In the listing below, locate the lines bearing the word "Performances". Copy every one of them.

[Data records]
# # #

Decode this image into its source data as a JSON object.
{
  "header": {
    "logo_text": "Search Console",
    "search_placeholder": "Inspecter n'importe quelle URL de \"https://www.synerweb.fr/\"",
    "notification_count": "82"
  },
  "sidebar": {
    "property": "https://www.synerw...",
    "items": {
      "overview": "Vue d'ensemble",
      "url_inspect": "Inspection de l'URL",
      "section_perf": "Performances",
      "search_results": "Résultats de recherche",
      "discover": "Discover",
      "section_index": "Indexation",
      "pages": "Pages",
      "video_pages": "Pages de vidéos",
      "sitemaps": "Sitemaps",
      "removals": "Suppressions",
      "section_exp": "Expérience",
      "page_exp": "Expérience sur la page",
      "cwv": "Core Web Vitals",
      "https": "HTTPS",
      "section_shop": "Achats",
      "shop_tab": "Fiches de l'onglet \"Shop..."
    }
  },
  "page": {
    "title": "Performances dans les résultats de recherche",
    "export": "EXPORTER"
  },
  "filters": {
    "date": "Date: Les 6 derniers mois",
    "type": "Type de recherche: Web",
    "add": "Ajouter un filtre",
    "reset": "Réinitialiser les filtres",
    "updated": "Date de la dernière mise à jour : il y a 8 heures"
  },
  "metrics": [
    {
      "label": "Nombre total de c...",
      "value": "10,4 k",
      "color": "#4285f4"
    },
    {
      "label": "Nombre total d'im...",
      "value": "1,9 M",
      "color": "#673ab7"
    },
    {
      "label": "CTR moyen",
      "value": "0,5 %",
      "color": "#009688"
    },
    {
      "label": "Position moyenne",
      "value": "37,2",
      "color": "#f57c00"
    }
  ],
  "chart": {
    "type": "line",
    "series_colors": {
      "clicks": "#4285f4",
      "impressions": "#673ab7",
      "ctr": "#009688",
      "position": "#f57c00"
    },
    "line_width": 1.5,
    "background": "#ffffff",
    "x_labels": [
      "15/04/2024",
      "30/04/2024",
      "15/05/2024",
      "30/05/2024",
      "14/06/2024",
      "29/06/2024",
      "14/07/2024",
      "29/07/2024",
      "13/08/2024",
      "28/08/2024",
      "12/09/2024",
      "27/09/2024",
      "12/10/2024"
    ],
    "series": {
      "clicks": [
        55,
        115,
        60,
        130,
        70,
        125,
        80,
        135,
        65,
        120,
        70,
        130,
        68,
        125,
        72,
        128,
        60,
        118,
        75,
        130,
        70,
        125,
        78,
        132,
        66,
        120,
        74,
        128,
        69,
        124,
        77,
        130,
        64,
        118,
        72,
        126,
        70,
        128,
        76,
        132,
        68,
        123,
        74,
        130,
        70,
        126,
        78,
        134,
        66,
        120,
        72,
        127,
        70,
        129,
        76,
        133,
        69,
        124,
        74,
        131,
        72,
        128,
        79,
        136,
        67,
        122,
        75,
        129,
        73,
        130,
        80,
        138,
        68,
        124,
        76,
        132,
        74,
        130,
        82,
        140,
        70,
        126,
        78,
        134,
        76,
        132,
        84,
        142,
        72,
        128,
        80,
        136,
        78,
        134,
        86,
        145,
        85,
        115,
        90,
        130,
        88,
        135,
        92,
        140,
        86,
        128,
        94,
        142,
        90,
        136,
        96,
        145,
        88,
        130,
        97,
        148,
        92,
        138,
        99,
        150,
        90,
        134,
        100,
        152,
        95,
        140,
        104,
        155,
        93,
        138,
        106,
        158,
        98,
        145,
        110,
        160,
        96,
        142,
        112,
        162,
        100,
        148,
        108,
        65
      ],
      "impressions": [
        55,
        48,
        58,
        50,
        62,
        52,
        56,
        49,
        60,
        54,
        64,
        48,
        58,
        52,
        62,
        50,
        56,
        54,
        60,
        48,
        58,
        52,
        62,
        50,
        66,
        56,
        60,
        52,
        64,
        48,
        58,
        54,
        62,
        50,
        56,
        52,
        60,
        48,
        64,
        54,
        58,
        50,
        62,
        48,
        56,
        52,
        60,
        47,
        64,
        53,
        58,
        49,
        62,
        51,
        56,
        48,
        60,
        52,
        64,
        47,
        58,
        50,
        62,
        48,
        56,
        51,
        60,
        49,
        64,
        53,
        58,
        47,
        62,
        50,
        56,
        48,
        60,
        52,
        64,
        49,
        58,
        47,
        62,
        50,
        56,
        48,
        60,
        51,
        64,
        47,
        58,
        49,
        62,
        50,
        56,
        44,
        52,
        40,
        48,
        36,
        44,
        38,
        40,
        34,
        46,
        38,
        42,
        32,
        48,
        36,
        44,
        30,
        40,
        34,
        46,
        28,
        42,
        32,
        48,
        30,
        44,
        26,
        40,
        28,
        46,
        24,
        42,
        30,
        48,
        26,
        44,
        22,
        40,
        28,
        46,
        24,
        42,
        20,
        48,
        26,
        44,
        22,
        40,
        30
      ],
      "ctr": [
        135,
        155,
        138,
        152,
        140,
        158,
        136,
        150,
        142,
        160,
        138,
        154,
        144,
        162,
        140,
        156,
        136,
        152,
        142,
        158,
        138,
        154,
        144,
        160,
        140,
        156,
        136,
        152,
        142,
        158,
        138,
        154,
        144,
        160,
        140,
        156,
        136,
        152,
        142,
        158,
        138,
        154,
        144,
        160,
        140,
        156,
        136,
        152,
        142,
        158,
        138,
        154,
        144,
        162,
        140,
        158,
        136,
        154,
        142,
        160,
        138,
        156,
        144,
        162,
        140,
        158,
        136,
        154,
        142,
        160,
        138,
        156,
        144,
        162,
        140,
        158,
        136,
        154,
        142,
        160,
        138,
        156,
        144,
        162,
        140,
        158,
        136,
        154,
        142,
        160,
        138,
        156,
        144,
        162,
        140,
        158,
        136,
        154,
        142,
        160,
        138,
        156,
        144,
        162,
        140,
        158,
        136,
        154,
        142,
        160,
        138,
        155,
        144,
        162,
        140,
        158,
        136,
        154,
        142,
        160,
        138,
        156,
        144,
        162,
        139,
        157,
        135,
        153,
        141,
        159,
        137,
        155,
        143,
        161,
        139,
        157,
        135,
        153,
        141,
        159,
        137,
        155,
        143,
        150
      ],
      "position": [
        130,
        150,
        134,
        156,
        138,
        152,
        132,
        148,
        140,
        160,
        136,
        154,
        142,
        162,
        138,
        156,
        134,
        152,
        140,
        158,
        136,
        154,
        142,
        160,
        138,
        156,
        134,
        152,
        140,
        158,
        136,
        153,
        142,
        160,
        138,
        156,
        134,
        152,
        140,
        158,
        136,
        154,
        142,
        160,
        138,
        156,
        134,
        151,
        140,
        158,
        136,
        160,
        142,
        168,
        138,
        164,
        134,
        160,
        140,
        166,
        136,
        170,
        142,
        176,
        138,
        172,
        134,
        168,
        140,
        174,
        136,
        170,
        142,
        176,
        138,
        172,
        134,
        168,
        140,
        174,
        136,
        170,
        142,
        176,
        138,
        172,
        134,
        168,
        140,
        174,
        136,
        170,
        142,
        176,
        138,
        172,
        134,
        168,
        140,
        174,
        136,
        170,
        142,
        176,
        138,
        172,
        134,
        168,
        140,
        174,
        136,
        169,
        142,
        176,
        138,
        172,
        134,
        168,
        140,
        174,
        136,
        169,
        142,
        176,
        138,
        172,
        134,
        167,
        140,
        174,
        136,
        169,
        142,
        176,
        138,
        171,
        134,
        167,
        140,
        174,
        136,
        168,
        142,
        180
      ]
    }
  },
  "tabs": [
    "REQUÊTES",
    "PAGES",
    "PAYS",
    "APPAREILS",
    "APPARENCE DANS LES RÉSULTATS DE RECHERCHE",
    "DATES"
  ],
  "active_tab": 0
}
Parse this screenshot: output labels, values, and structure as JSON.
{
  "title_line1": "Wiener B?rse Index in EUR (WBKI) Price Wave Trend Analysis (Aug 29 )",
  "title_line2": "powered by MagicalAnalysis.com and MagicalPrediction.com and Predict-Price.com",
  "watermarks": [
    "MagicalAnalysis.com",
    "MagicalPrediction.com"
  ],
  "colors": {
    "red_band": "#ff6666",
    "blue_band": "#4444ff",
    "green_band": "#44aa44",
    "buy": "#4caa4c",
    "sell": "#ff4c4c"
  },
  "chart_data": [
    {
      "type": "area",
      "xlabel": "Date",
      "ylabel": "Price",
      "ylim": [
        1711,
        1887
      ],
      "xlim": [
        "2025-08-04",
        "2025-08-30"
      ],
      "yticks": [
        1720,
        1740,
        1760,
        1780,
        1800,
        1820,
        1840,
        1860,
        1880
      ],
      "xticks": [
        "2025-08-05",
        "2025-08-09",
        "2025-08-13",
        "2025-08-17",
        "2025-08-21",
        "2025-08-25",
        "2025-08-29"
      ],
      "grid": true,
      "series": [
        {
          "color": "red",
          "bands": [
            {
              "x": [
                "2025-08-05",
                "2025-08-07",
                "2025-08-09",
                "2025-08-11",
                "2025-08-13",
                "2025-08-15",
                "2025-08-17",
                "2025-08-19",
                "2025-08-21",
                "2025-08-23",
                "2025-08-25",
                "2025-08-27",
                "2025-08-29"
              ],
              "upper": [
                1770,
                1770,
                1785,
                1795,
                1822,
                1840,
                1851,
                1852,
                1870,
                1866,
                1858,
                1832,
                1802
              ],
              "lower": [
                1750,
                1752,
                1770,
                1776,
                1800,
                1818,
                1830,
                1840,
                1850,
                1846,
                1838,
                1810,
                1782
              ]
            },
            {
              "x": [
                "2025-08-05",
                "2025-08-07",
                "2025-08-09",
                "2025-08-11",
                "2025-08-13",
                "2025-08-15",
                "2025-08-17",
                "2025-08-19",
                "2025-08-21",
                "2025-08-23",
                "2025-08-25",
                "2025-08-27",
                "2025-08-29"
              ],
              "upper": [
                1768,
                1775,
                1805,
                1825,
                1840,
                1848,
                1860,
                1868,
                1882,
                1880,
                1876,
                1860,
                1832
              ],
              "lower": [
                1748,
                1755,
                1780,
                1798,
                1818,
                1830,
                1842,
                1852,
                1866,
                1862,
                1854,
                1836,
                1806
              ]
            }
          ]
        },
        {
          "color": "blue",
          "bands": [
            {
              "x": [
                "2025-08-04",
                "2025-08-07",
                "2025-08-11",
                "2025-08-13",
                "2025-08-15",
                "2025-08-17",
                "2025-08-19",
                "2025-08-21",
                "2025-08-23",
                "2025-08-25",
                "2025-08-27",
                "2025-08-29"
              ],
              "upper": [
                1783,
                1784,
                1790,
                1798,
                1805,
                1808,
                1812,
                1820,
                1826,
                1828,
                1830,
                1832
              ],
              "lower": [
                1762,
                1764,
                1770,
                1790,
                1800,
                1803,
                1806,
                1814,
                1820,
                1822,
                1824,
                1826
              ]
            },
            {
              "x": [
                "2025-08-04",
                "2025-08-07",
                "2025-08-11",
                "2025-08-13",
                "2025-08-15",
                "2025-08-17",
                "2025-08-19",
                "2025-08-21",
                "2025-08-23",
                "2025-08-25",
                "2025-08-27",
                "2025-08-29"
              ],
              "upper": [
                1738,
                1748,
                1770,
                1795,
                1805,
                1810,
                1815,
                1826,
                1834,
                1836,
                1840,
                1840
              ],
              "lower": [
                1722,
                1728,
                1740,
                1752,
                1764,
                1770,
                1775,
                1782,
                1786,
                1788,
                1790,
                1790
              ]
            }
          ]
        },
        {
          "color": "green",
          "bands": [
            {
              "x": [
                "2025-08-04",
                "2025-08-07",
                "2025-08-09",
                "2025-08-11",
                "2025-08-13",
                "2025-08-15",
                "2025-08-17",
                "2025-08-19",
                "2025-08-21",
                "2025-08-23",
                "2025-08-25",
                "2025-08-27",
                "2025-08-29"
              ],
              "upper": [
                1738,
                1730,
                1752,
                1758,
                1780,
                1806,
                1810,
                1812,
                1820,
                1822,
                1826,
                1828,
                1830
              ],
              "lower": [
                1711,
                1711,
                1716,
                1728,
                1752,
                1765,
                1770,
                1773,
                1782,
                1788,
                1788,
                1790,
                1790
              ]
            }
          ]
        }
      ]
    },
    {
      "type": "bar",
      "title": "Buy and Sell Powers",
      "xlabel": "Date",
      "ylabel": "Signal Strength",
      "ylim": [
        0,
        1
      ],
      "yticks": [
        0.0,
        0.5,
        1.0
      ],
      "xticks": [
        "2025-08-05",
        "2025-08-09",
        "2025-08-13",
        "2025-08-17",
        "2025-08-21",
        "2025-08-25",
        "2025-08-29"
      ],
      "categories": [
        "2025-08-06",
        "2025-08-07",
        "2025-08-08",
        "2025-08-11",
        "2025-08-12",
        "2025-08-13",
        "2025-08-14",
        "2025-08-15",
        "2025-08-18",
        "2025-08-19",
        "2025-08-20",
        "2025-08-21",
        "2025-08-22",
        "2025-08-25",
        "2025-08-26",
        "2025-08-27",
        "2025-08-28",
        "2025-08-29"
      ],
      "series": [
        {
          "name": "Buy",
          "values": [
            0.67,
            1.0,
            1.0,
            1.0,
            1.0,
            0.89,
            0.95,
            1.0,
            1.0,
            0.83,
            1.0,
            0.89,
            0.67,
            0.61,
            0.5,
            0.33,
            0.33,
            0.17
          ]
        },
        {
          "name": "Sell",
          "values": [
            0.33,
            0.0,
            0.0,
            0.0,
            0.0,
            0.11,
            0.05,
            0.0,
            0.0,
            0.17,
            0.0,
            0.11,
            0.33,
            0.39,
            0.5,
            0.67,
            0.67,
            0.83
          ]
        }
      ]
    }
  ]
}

# # #

Response to this exercise:
      "section_perf": "Performances",
    "title": "Performances dans les résultats de recherche",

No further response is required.